* _Instructions for the task_: Please write out the material below exactly as given.

* _Given records_:

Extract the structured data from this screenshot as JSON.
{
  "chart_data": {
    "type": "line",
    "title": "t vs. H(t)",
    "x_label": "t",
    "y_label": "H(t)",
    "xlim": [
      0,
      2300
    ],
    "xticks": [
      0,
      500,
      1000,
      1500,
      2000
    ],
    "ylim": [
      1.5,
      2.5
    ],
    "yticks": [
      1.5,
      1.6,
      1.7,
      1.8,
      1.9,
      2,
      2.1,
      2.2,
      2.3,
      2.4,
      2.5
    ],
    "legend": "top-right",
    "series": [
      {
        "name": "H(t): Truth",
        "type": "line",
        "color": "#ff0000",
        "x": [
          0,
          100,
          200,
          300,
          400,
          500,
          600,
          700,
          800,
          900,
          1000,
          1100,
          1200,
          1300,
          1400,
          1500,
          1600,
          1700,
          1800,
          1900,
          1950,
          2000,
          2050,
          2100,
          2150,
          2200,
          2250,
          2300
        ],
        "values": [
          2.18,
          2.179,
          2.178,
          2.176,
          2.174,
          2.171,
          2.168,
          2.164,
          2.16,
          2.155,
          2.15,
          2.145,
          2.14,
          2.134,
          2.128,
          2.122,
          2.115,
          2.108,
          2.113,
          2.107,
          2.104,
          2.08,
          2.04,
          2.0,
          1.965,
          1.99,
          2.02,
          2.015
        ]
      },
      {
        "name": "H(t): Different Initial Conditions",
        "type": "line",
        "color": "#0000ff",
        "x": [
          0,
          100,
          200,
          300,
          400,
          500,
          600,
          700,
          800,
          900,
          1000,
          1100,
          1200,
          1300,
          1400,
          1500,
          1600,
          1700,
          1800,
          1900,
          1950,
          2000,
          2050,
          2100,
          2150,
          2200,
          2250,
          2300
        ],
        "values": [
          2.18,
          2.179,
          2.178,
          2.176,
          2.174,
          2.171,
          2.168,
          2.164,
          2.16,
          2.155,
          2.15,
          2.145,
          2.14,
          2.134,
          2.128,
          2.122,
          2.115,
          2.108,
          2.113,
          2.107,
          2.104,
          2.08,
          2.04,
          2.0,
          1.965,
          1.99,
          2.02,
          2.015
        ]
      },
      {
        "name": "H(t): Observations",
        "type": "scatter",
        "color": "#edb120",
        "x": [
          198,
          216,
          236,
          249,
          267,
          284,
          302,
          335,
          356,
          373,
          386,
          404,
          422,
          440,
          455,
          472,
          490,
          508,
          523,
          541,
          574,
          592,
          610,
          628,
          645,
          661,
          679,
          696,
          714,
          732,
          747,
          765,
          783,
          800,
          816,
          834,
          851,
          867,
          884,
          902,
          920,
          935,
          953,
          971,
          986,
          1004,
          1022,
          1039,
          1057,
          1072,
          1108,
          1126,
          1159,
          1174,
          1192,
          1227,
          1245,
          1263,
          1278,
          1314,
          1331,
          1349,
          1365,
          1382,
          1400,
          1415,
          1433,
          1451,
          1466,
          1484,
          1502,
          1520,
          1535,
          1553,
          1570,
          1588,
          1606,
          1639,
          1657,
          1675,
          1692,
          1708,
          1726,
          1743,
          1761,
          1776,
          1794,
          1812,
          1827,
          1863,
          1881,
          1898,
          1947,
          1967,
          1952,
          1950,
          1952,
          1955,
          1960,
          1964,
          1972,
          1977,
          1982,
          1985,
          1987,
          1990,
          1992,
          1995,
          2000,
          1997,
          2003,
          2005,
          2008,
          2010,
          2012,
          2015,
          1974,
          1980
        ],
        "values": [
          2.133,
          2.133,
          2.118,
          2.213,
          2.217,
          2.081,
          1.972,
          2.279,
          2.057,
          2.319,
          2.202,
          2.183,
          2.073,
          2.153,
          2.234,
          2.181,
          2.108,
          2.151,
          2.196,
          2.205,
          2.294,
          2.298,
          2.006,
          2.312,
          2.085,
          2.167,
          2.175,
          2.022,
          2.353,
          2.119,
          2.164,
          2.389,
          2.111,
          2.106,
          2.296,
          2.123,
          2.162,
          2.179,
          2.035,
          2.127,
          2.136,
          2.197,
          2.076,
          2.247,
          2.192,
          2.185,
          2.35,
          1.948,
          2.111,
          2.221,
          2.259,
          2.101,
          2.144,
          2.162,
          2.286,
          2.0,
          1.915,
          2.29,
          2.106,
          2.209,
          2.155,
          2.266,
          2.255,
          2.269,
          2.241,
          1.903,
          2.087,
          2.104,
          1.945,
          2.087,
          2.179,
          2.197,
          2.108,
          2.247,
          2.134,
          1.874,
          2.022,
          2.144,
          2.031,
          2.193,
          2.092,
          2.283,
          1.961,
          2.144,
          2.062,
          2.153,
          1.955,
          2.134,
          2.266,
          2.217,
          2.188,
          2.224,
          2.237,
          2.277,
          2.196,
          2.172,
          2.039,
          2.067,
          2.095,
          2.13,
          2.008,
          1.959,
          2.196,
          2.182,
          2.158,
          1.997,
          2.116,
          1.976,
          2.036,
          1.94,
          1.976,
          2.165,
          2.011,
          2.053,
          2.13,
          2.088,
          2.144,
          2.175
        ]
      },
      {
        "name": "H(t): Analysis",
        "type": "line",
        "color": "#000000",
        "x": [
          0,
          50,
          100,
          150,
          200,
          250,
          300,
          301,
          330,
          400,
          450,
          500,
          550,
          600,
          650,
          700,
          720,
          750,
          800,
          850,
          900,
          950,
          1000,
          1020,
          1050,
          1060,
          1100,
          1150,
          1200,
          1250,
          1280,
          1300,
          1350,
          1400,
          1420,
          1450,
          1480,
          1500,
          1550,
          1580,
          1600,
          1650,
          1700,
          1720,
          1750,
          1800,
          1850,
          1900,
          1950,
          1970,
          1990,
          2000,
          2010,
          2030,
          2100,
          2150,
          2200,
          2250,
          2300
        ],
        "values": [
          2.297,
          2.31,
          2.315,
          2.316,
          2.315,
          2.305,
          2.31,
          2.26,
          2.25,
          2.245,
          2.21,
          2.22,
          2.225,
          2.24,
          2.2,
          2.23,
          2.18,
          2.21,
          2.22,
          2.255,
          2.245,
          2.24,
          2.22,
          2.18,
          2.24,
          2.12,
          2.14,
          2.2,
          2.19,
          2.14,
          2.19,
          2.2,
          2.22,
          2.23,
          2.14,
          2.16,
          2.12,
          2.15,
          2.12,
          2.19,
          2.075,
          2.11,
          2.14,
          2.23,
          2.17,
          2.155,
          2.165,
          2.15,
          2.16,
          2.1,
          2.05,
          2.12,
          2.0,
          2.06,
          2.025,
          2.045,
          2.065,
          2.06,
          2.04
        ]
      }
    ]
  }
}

* _Written response_:
Extract the structured data from this screenshot as JSON.
{
  "chart_data": {
    "type": "line",
    "title": "t vs. H(t)",
    "x_label": "t",
    "y_label": "H(t)",
    "xlim": [
      0,
      2300
    ],
    "xticks": [
      0,
      500,
      1000,
      1500,
      2000
    ],
    "ylim": [
      1.5,
      2.5
    ],
    "yticks": [
      1.5,
      1.6,
      1.7,
      1.8,
      1.9,
      2,
      2.1,
      2.2,
      2.3,
      2.4,
      2.5
    ],
    "legend": "top-right",
    "series": [
      {
        "name": "H(t): Truth",
        "type": "line",
        "color": "#ff0000",
        "x": [
          0,
          100,
          200,
          300,
          400,
          500,
          600,
          700,
          800,
          900,
          1000,
          1100,
          1200,
          1300,
          1400,
          1500,
          1600,
          1700,
          1800,
          1900,
          1950,
          2000,
          2050,
          2100,
          2150,
          2200,
          2250,
          2300
        ],
        "values": [
          2.18,
          2.179,
          2.178,
          2.176,
          2.174,
          2.171,
          2.168,
          2.164,
          2.16,
          2.155,
          2.15,
          2.145,
          2.14,
          2.134,
          2.128,
          2.122,
          2.115,
          2.108,
          2.113,
          2.107,
          2.104,
          2.08,
          2.04,
          2.0,
          1.965,
          1.99,
          2.02,
          2.015
        ]
      },
      {
        "name": "H(t): Different Initial Conditions",
        "type": "line",
        "color": "#0000ff",
        "x": [
          0,
          100,
          200,
          300,
          400,
          500,
          600,
          700,
          800,
          900,
          1000,
          1100,
          1200,
          1300,
          1400,
          1500,
          1600,
          1700,
          1800,
          1900,
          1950,
          2000,
          2050,
          2100,
          2150,
          2200,
          2250,
          2300
        ],
        "values": [
          2.18,
          2.179,
          2.178,
          2.176,
          2.174,
          2.171,
          2.168,
          2.164,
          2.16,
          2.155,
          2.15,
          2.145,
          2.14,
          2.134,
          2.128,
          2.122,
          2.115,
          2.108,
          2.113,
          2.107,
          2.104,
          2.08,
          2.04,
          2.0,
          1.965,
          1.99,
          2.02,
          2.015
        ]
      },
      {
        "name": "H(t): Observations",
        "type": "scatter",
        "color": "#edb120",
        "x": [
          198,
          216,
          236,
          249,
          267,
          284,
          302,
          335,
          356,
          373,
          386,
          404,
          422,
          440,
          455,
          472,
          490,
          508,
          523,
          541,
          574,
          592,
          610,
          628,
          645,
          661,
          679,
          696,
          714,
          732,
          747,
          765,
          783,
          800,
          816,
          834,
          851,
          867,
          884,
          902,
          920,
          935,
          953,
          971,
          986,
          1004,
          1022,
          1039,
          1057,
          1072,
          1108,
          1126,
          1159,
          1174,
          1192,
          1227,
          1245,
          1263,
          1278,
          1314,
          1331,
          1349,
          1365,
          1382,
          1400,
          1415,
          1433,
          1451,
          1466,
          1484,
          1502,
          1520,
          1535,
          1553,
          1570,
          1588,
          1606,
          1639,
          1657,
          1675,
          1692,
          1708,
          1726,
          1743,
          1761,
          1776,
          1794,
          1812,
          1827,
          1863,
          1881,
          1898,
          1947,
          1967,
          1952,
          1950,
          1952,
          1955,
          1960,
          1964,
          1972,
          1977,
          1982,
          1985,
          1987,
          1990,
          1992,
          1995,
          2000,
          1997,
          2003,
          2005,
          2008,
          2010,
          2012,
          2015,
          1974,
          1980
        ],
        "values": [
          2.133,
          2.133,
          2.118,
          2.213,
          2.217,
          2.081,
          1.972,
          2.279,
          2.057,
          2.319,
          2.202,
          2.183,
          2.073,
          2.153,
          2.234,
          2.181,
          2.108,
          2.151,
          2.196,
          2.205,
          2.294,
          2.298,
          2.006,
          2.312,
          2.085,
          2.167,
          2.175,
          2.022,
          2.353,
          2.119,
          2.164,
          2.389,
          2.111,
          2.106,
          2.296,
          2.123,
          2.162,
          2.179,
          2.035,
          2.127,
          2.136,
          2.197,
          2.076,
          2.247,
          2.192,
          2.185,
          2.35,
          1.948,
          2.111,
          2.221,
          2.259,
          2.101,
          2.144,
          2.162,
          2.286,
          2.0,
          1.915,
          2.29,
          2.106,
          2.209,
          2.155,
          2.266,
          2.255,
          2.269,
          2.241,
          1.903,
          2.087,
          2.104,
          1.945,
          2.087,
          2.179,
          2.197,
          2.108,
          2.247,
          2.134,
          1.874,
          2.022,
          2.144,
          2.031,
          2.193,
          2.092,
          2.283,
          1.961,
          2.144,
          2.062,
          2.153,
          1.955,
          2.134,
          2.266,
          2.217,
          2.188,
          2.224,
          2.237,
          2.277,
          2.196,
          2.172,
          2.039,
          2.067,
          2.095,
          2.13,
          2.008,
          1.959,
          2.196,
          2.182,
          2.158,
          1.997,
          2.116,
          1.976,
          2.036,
          1.94,
          1.976,
          2.165,
          2.011,
          2.053,
          2.13,
          2.088,
          2.144,
          2.175
        ]
      },
      {
        "name": "H(t): Analysis",
        "type": "line",
        "color": "#000000",
        "x": [
          0,
          50,
          100,
          150,
          200,
          250,
          300,
          301,
          330,
          400,
          450,
          500,
          550,
          600,
          650,
          700,
          720,
          750,
          800,
          850,
          900,
          950,
          1000,
          1020,
          1050,
          1060,
          1100,
          1150,
          1200,
          1250,
          1280,
          1300,
          1350,
          1400,
          1420,
          1450,
          1480,
          1500,
          1550,
          1580,
          1600,
          1650,
          1700,
          1720,
          1750,
          1800,
          1850,
          1900,
          1950,
          1970,
          1990,
          2000,
          2010,
          2030,
          2100,
          2150,
          2200,
          2250,
          2300
        ],
        "values": [
          2.297,
          2.31,
          2.315,
          2.316,
          2.315,
          2.305,
          2.31,
          2.26,
          2.25,
          2.245,
          2.21,
          2.22,
          2.225,
          2.24,
          2.2,
          2.23,
          2.18,
          2.21,
          2.22,
          2.255,
          2.245,
          2.24,
          2.22,
          2.18,
          2.24,
          2.12,
          2.14,
          2.2,
          2.19,
          2.14,
          2.19,
          2.2,
          2.22,
          2.23,
          2.14,
          2.16,
          2.12,
          2.15,
          2.12,
          2.19,
          2.075,
          2.11,
          2.14,
          2.23,
          2.17,
          2.155,
          2.165,
          2.15,
          2.16,
          2.1,
          2.05,
          2.12,
          2.0,
          2.06,
          2.025,
          2.045,
          2.065,
          2.06,
          2.04
        ]
      }
    ]
  }
}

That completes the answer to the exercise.